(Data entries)
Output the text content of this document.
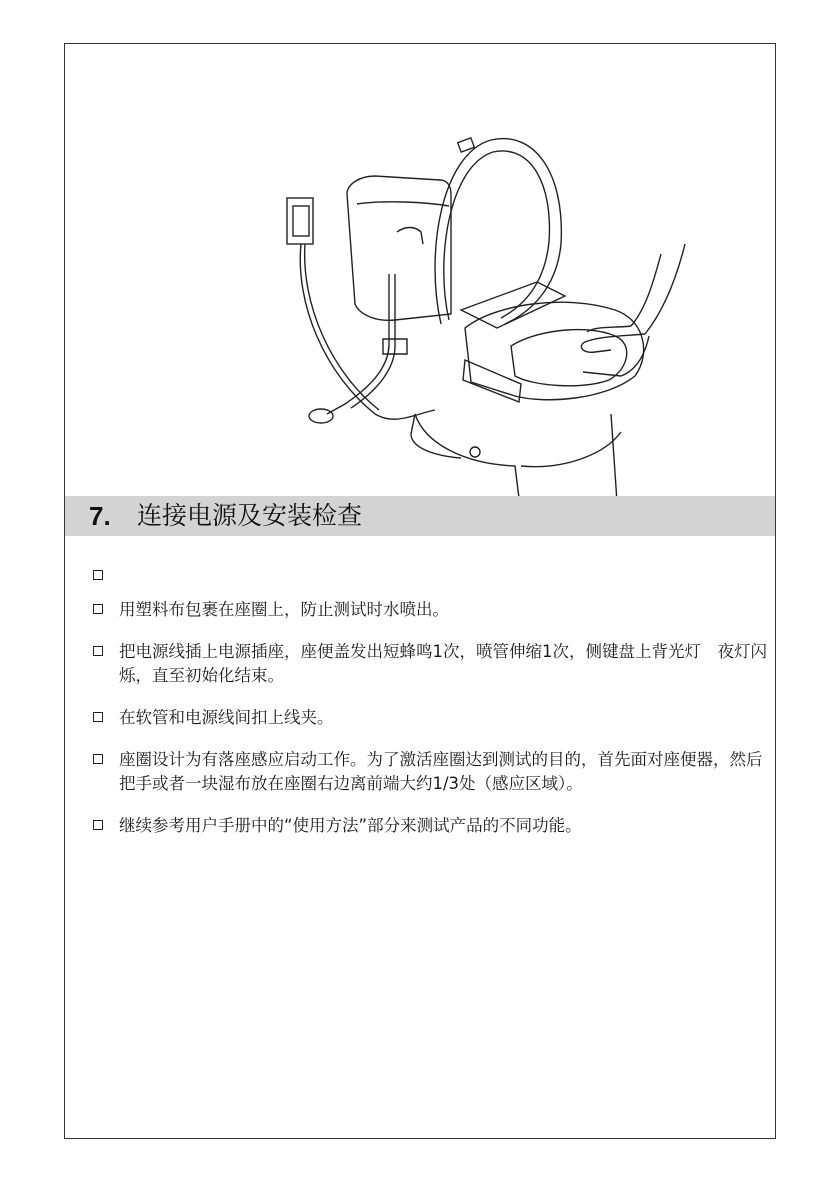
7. 连接电源及安装检查
用塑料布包裹在座圈上，防止测试时水喷出。
把电源线插上电源插座，座便盖发出短蜂鸣1次，喷管伸缩1次，侧键盘上背光灯　夜灯闪烁，直至初始化结束。
在软管和电源线间扣上线夹。
座圈设计为有落座感应启动工作。为了激活座圈达到测试的目的，首先面对座便器，然后把手或者一块湿布放在座圈右边离前端大约1/3处（感应区域）。
继续参考用户手册中的“使用方法”部分来测试产品的不同功能。
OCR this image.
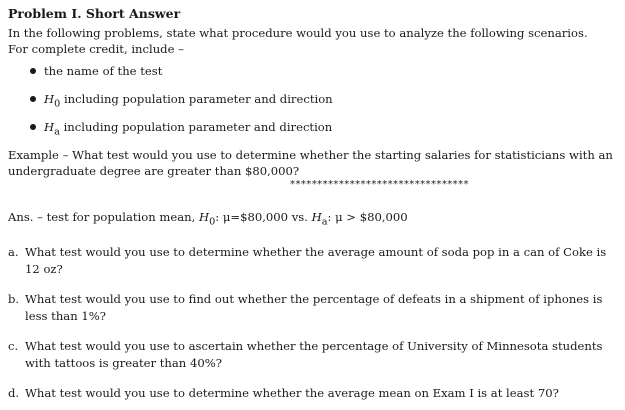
Problem I. Short Answer

In the following problems, state what procedure would you use to analyze the following scenarios.
For complete credit, include –

the name of the test
$H_0$ including population parameter and direction
$H_a$ including population parameter and direction

Example – What test would you use to determine whether the starting salaries for statisticians with an
undergraduate degree are greater than $80,000?

*********************************

Ans. – test for population mean, $H_0$: μ=$80,000 vs. $H_a$: μ > $80,000

a. What test would you use to determine whether the average amount of soda pop in a can of Coke is 12 oz?
b. What test would you use to find out whether the percentage of defeats in a shipment of iphones is less than 1%?
c. What test would you use to ascertain whether the percentage of University of Minnesota students with tattoos is greater than 40%?
d. What test would you use to determine whether the average mean on Exam I is at least 70?
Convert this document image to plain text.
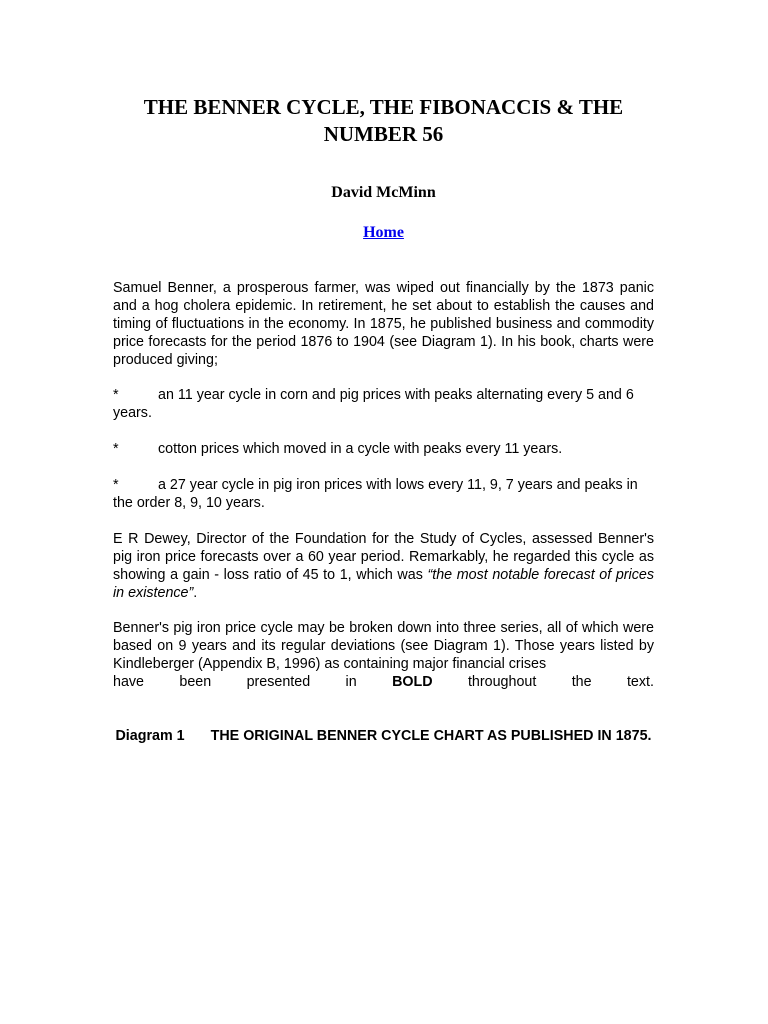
THE BENNER CYCLE, THE FIBONACCIS & THE NUMBER 56

David McMinn

Home

Samuel Benner, a prosperous farmer, was wiped out financially by the 1873 panic and a hog cholera epidemic. In retirement, he set about to establish the causes and timing of fluctuations in the economy. In 1875, he published business and commodity price forecasts for the period 1876 to 1904 (see Diagram 1). In his book, charts were produced giving;

*	an 11 year cycle in corn and pig prices with peaks alternating every 5 and 6 years.

*	cotton prices which moved in a cycle with peaks every 11 years.

*	a 27 year cycle in pig iron prices with lows every 11, 9, 7 years and peaks in the order 8, 9, 10 years.

E R Dewey, Director of the Foundation for the Study of Cycles, assessed Benner's pig iron price forecasts over a 60 year period. Remarkably, he regarded this cycle as showing a gain - loss ratio of 45 to 1, which was “the most notable forecast of prices in existence”.

Benner's pig iron price cycle may be broken down into three series, all of which were based on 9 years and its regular deviations (see Diagram 1). Those years listed by Kindleberger (Appendix B, 1996) as containing major financial crises
have been presented in BOLD throughout the text.

Diagram 1 THE ORIGINAL BENNER CYCLE CHART AS PUBLISHED IN 1875.
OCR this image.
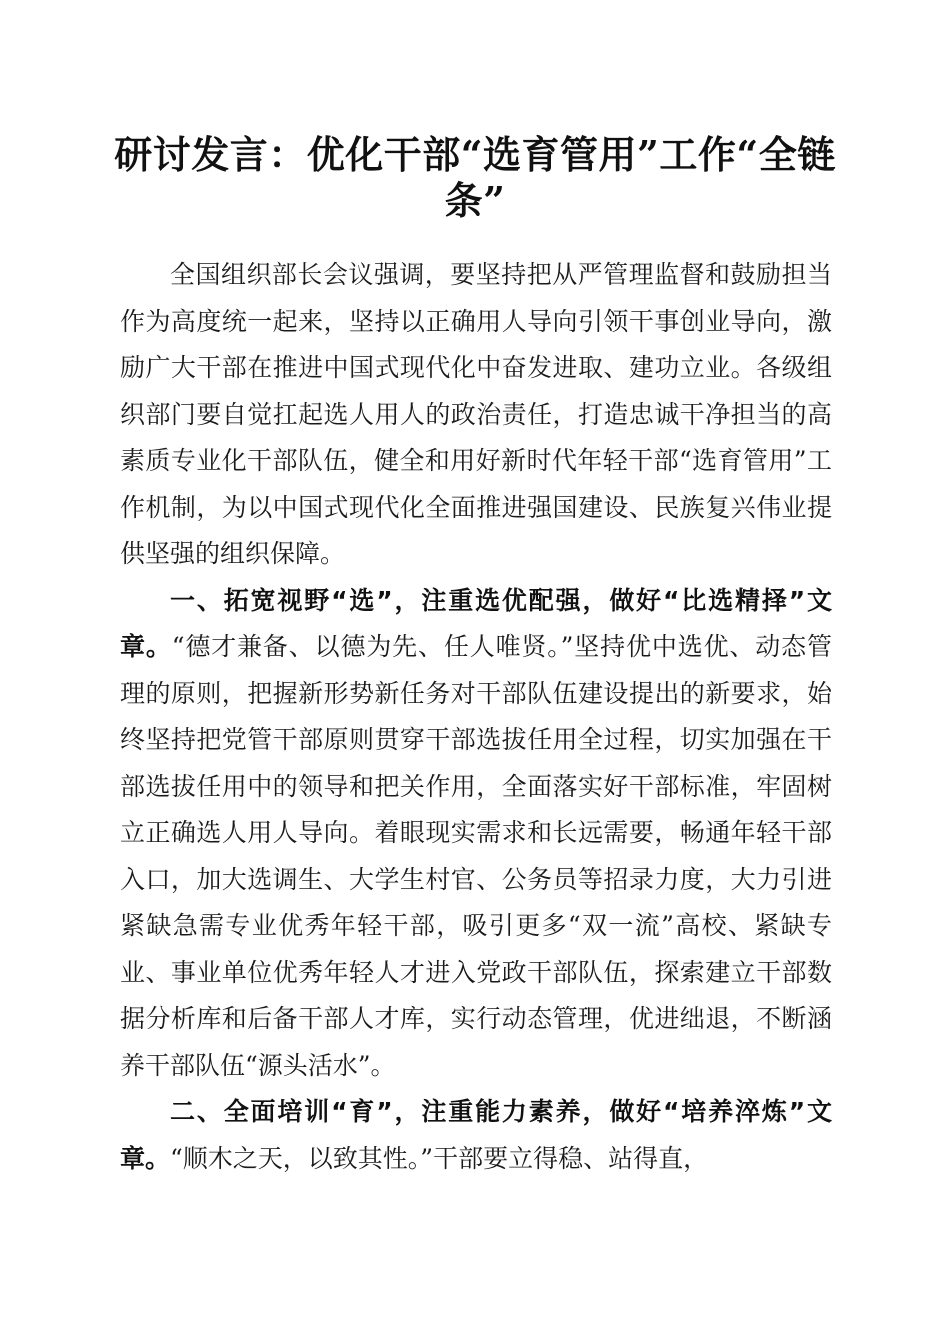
研讨发言：优化干部“选育管用”工作“全链条”

全国组织部长会议强调，要坚持把从严管理监督和鼓励担当作为高度统一起来，坚持以正确用人导向引领干事创业导向，激励广大干部在推进中国式现代化中奋发进取、建功立业。各级组织部门要自觉扛起选人用人的政治责任，打造忠诚干净担当的高素质专业化干部队伍，健全和用好新时代年轻干部“选育管用”工作机制，为以中国式现代化全面推进强国建设、民族复兴伟业提供坚强的组织保障。

一、拓宽视野“选”，注重选优配强，做好“比选精择”文章。“德才兼备、以德为先、任人唯贤。”坚持优中选优、动态管理的原则，把握新形势新任务对干部队伍建设提出的新要求，始终坚持把党管干部原则贯穿干部选拔任用全过程，切实加强在干部选拔任用中的领导和把关作用，全面落实好干部标准，牢固树立正确选人用人导向。着眼现实需求和长远需要，畅通年轻干部入口，加大选调生、大学生村官、公务员等招录力度，大力引进紧缺急需专业优秀年轻干部，吸引更多“双一流”高校、紧缺专业、事业单位优秀年轻人才进入党政干部队伍，探索建立干部数据分析库和后备干部人才库，实行动态管理，优进绌退，不断涵养干部队伍“源头活水”。

二、全面培训“育”，注重能力素养，做好“培养淬炼”文章。“顺木之天，以致其性。”干部要立得稳、站得直，
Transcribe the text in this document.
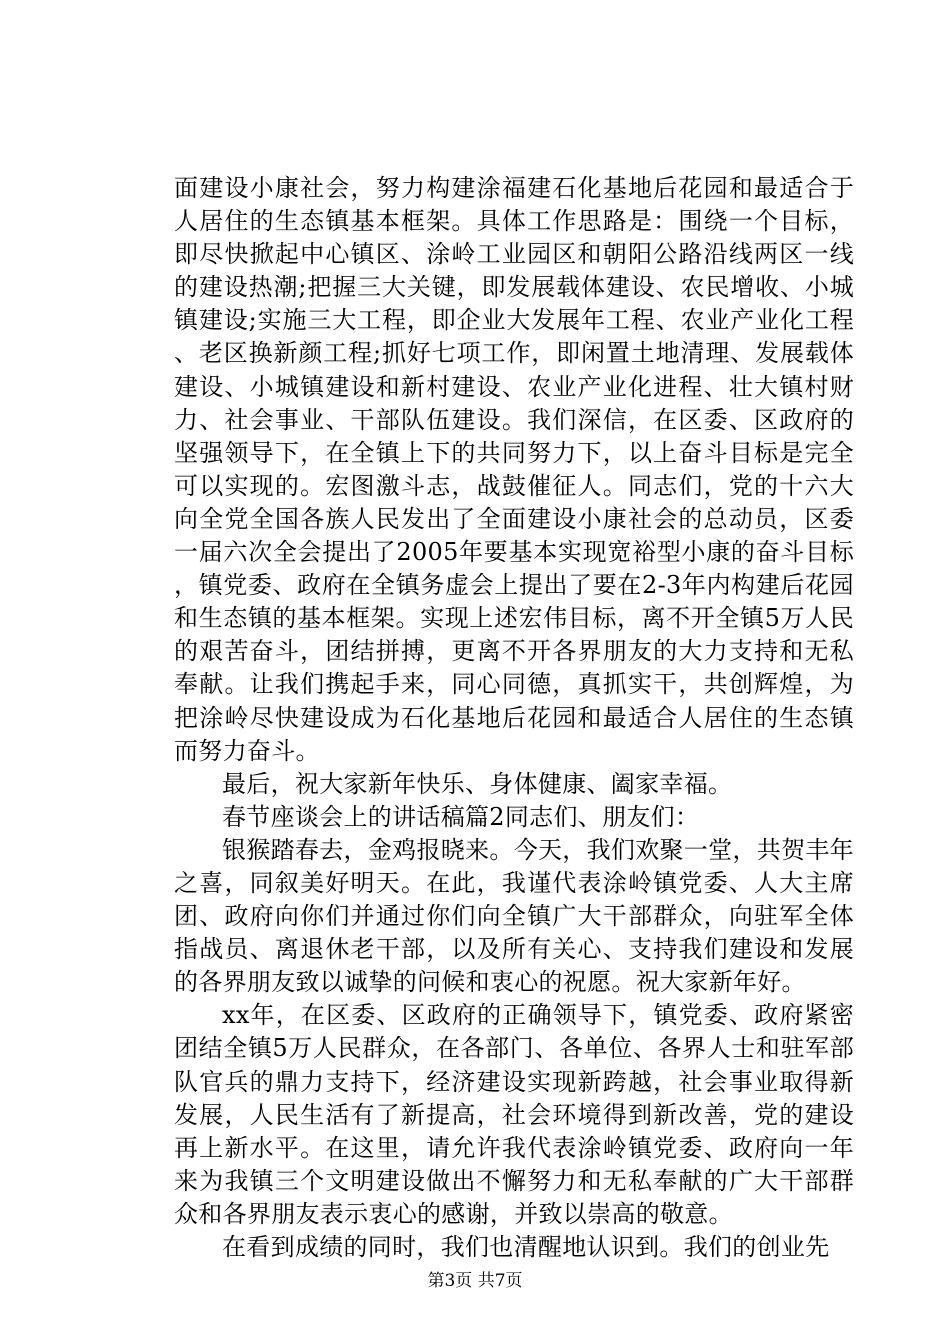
面建设小康社会，努力构建涂福建石化基地后花园和最适合于人居住的生态镇基本框架。具体工作思路是：围绕一个目标，即尽快掀起中心镇区、涂岭工业园区和朝阳公路沿线两区一线的建设热潮;把握三大关键，即发展载体建设、农民增收、小城镇建设;实施三大工程，即企业大发展年工程、农业产业化工程、老区换新颜工程;抓好七项工作，即闲置土地清理、发展载体建设、小城镇建设和新村建设、农业产业化进程、壮大镇村财力、社会事业、干部队伍建设。我们深信，在区委、区政府的坚强领导下，在全镇上下的共同努力下，以上奋斗目标是完全可以实现的。宏图激斗志，战鼓催征人。同志们，党的十六大向全党全国各族人民发出了全面建设小康社会的总动员，区委一届六次全会提出了2005年要基本实现宽裕型小康的奋斗目标，镇党委、政府在全镇务虚会上提出了要在2-3年内构建后花园和生态镇的基本框架。实现上述宏伟目标，离不开全镇5万人民的艰苦奋斗，团结拼搏，更离不开各界朋友的大力支持和无私奉献。让我们携起手来，同心同德，真抓实干，共创辉煌，为把涂岭尽快建设成为石化基地后花园和最适合人居住的生态镇而努力奋斗。

最后，祝大家新年快乐、身体健康、阖家幸福。

春节座谈会上的讲话稿篇2同志们、朋友们：

银猴踏春去，金鸡报晓来。今天，我们欢聚一堂，共贺丰年之喜，同叙美好明天。在此，我谨代表涂岭镇党委、人大主席团、政府向你们并通过你们向全镇广大干部群众，向驻军全体指战员、离退休老干部，以及所有关心、支持我们建设和发展的各界朋友致以诚挚的问候和衷心的祝愿。祝大家新年好。

xx年，在区委、区政府的正确领导下，镇党委、政府紧密团结全镇5万人民群众，在各部门、各单位、各界人士和驻军部队官兵的鼎力支持下，经济建设实现新跨越，社会事业取得新发展，人民生活有了新提高，社会环境得到新改善，党的建设再上新水平。在这里，请允许我代表涂岭镇党委、政府向一年来为我镇三个文明建设做出不懈努力和无私奉献的广大干部群众和各界朋友表示衷心的感谢，并致以崇高的敬意。

在看到成绩的同时，我们也清醒地认识到。我们的创业先

第3页 共7页
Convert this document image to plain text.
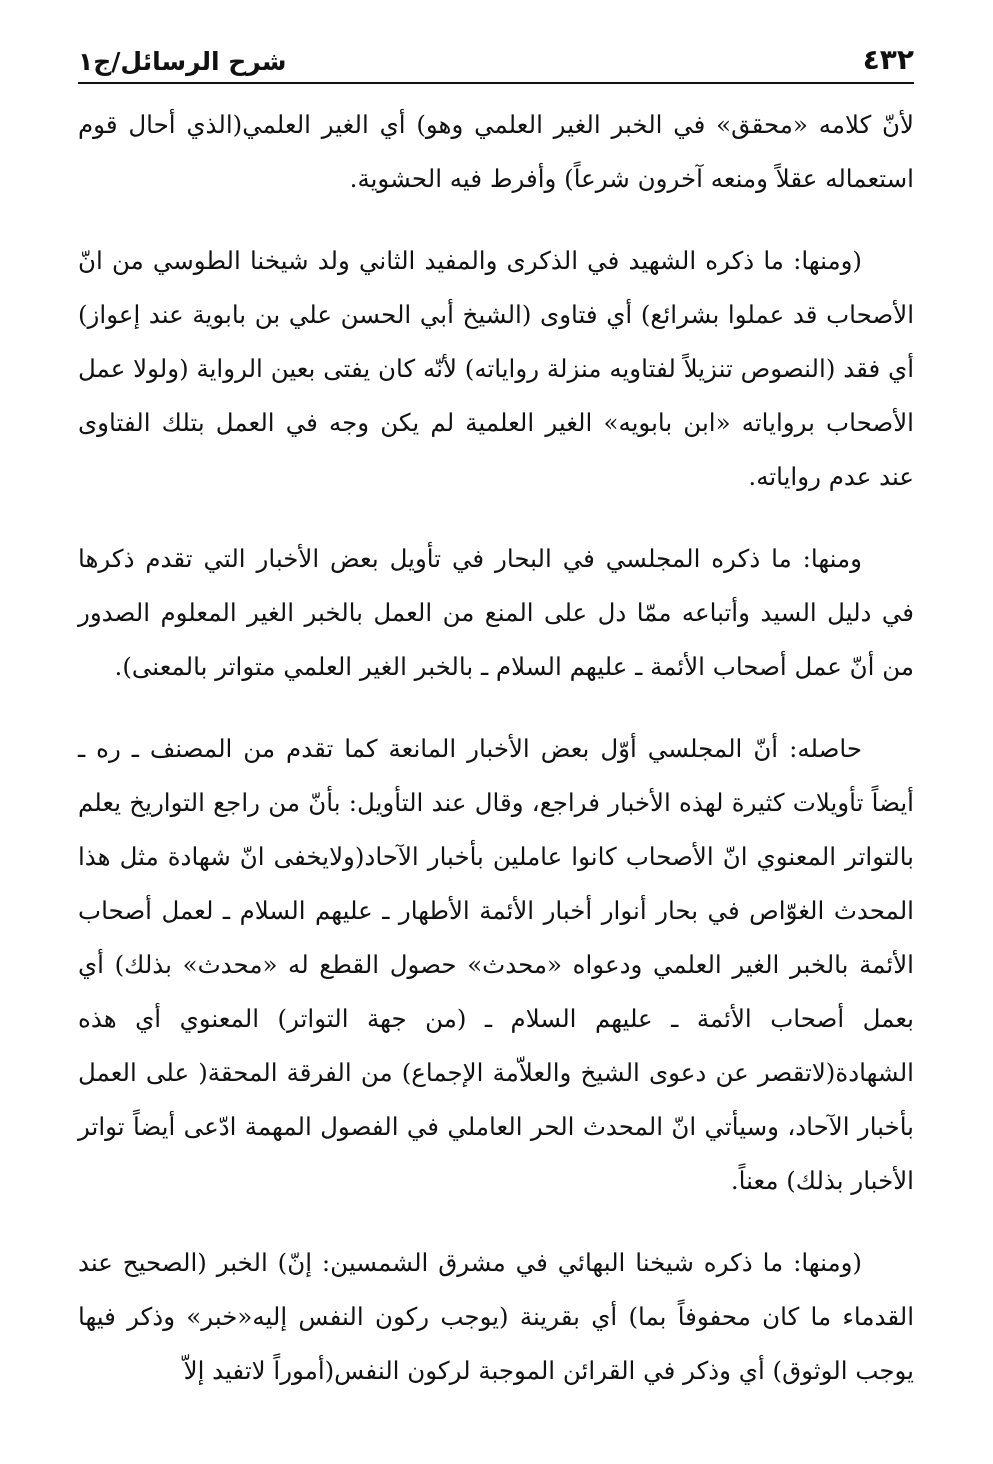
٤٣٢
شرح الرسائل/ج١

لأنّ كلامه «محقق» في الخبر الغير العلمي وهو) أي الغير العلمي(الذي أحال قوم استعماله عقلاً ومنعه آخرون شرعاً) وأفرط فيه الحشوية.

(ومنها: ما ذكره الشهيد في الذكرى والمفيد الثاني ولد شيخنا الطوسي من انّ الأصحاب قد عملوا بشرائع) أي فتاوى (الشيخ أبي الحسن علي بن بابوية عند إعواز) أي فقد (النصوص تنزيلاً لفتاويه منزلة رواياته) لأنّه كان يفتى بعين الرواية (ولولا عمل الأصحاب برواياته «ابن بابويه» الغير العلمية لم يكن وجه في العمل بتلك الفتاوى عند عدم رواياته.

ومنها: ما ذكره المجلسي في البحار في تأويل بعض الأخبار التي تقدم ذكرها في دليل السيد وأتباعه ممّا دل على المنع من العمل بالخبر الغير المعلوم الصدور من أنّ عمل أصحاب الأئمة ـ عليهم السلام ـ بالخبر الغير العلمي متواتر بالمعنى).

حاصله: أنّ المجلسي أوّل بعض الأخبار المانعة كما تقدم من المصنف ـ ره ـ أيضاً تأويلات كثيرة لهذه الأخبار فراجع، وقال عند التأويل: بأنّ من راجع التواريخ يعلم بالتواتر المعنوي انّ الأصحاب كانوا عاملين بأخبار الآحاد(ولايخفى انّ شهادة مثل هذا المحدث الغوّاص في بحار أنوار أخبار الأئمة الأطهار ـ عليهم السلام ـ لعمل أصحاب الأئمة بالخبر الغير العلمي ودعواه «محدث» حصول القطع له «محدث» بذلك) أي بعمل أصحاب الأئمة ـ عليهم السلام ـ (من جهة التواتر) المعنوي أي هذه الشهادة(لاتقصر عن دعوى الشيخ والعلاّمة الإجماع) من الفرقة المحقة( على العمل بأخبار الآحاد، وسيأتي انّ المحدث الحر العاملي في الفصول المهمة ادّعى أيضاً تواتر الأخبار بذلك) معناً.

(ومنها: ما ذكره شيخنا البهائي في مشرق الشمسين: إنّ) الخبر (الصحيح عند القدماء ما كان محفوفاً بما) أي بقرينة (يوجب ركون النفس إليه«خبر» وذكر فيها يوجب الوثوق) أي وذكر في القرائن الموجبة لركون النفس(أموراً لاتفيد إلاّ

> [Requirement]
Each line containing "direction" counts once; state the total number of such lines and nothing else.

> [Completed exercise]
2